What you need to do -> Copy out every record precisely.

Raw records:
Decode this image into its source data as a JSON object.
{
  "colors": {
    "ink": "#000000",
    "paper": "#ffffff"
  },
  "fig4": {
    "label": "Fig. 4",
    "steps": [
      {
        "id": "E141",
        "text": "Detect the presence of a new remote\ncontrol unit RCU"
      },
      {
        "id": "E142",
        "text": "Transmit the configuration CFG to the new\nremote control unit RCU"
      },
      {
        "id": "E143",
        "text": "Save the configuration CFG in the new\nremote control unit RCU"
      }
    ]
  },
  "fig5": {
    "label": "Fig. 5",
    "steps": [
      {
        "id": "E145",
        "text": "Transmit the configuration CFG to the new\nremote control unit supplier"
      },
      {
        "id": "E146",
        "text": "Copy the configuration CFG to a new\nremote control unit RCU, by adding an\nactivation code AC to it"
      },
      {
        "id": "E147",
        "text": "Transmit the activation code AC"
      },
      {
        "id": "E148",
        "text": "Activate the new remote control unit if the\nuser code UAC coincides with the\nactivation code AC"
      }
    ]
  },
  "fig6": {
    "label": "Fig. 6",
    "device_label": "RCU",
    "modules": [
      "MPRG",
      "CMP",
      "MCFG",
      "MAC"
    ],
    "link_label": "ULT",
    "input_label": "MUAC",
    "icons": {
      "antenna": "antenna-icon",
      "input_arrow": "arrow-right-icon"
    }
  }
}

Response ->
Decode this image into its source data as a JSON object.
{
  "colors": {
    "ink": "#000000",
    "paper": "#ffffff"
  },
  "fig4": {
    "label": "Fig. 4",
    "steps": [
      {
        "id": "E141",
        "text": "Detect the presence of a new remote\ncontrol unit RCU"
      },
      {
        "id": "E142",
        "text": "Transmit the configuration CFG to the new\nremote control unit RCU"
      },
      {
        "id": "E143",
        "text": "Save the configuration CFG in the new\nremote control unit RCU"
      }
    ]
  },
  "fig5": {
    "label": "Fig. 5",
    "steps": [
      {
        "id": "E145",
        "text": "Transmit the configuration CFG to the new\nremote control unit supplier"
      },
      {
        "id": "E146",
        "text": "Copy the configuration CFG to a new\nremote control unit RCU, by adding an\nactivation code AC to it"
      },
      {
        "id": "E147",
        "text": "Transmit the activation code AC"
      },
      {
        "id": "E148",
        "text": "Activate the new remote control unit if the\nuser code UAC coincides with the\nactivation code AC"
      }
    ]
  },
  "fig6": {
    "label": "Fig. 6",
    "device_label": "RCU",
    "modules": [
      "MPRG",
      "CMP",
      "MCFG",
      "MAC"
    ],
    "link_label": "ULT",
    "input_label": "MUAC",
    "icons": {
      "antenna": "antenna-icon",
      "input_arrow": "arrow-right-icon"
    }
  }
}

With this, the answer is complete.